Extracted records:
------------------------------------------------

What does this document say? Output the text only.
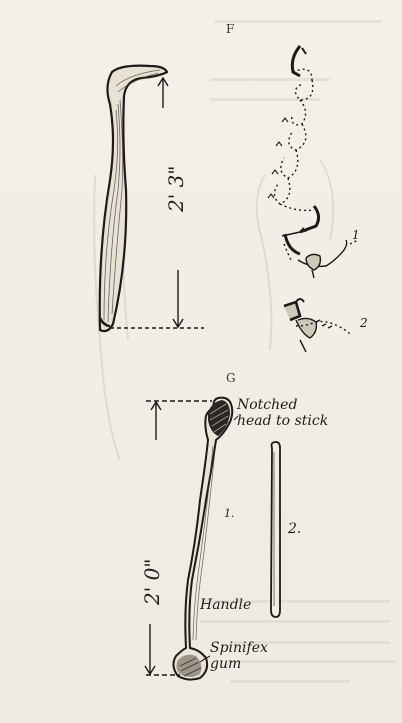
F
G
2' 3"
1
2
Notched
head to stick
Handle
Spinifex
gum
2' 0"
1.
2.
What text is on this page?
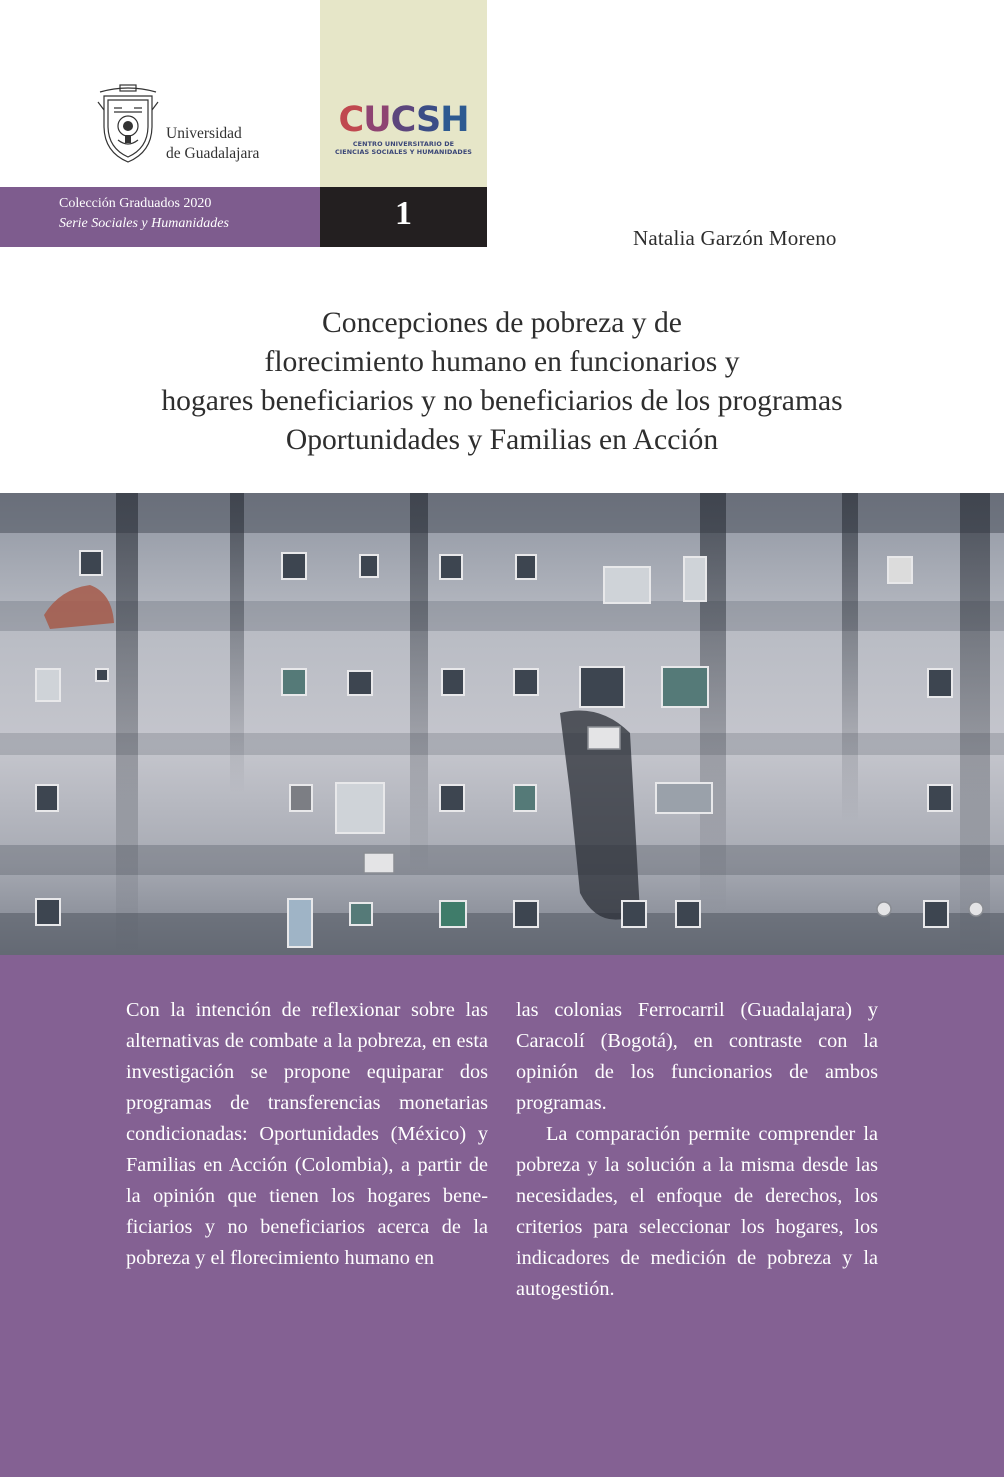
Universidad
de Guadalajara
CUCSH
CENTRO UNIVERSITARIO DE
CIENCIAS SOCIALES Y HUMANIDADES
Colección Graduados 2020
Serie Sociales y Humanidades	1
Natalia Garzón Moreno
Concepciones de pobreza y de
florecimiento humano en funcionarios y
hogares beneficiarios y no beneficiarios de los programas
Oportunidades y Familias en Acción

Con la intención de reflexionar sobre las alternativas de combate a la pobreza, en esta investigación se propone equiparar dos programas de transferencias monetarias condicionadas: Oportunidades (México) y Familias en Acción (Colombia), a partir de la opinión que tienen los hogares beneficiarios y no beneficiarios acerca de la pobreza y el florecimiento humano en

las colonias Ferrocarril (Guadalajara) y Caracolí (Bogotá), en contraste con la opinión de los funcionarios de ambos programas.

La comparación permite comprender la pobreza y la solución a la misma desde las necesidades, el enfoque de derechos, los criterios para seleccionar los hogares, los indicadores de medición de pobreza y la autogestión.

------------------------------------------------

REQUEST ▸
From the records given above, copy all lines containing "this".

EXERCISE SOLUTION ▸
What does this document say? Output the text only.
What text is on this page?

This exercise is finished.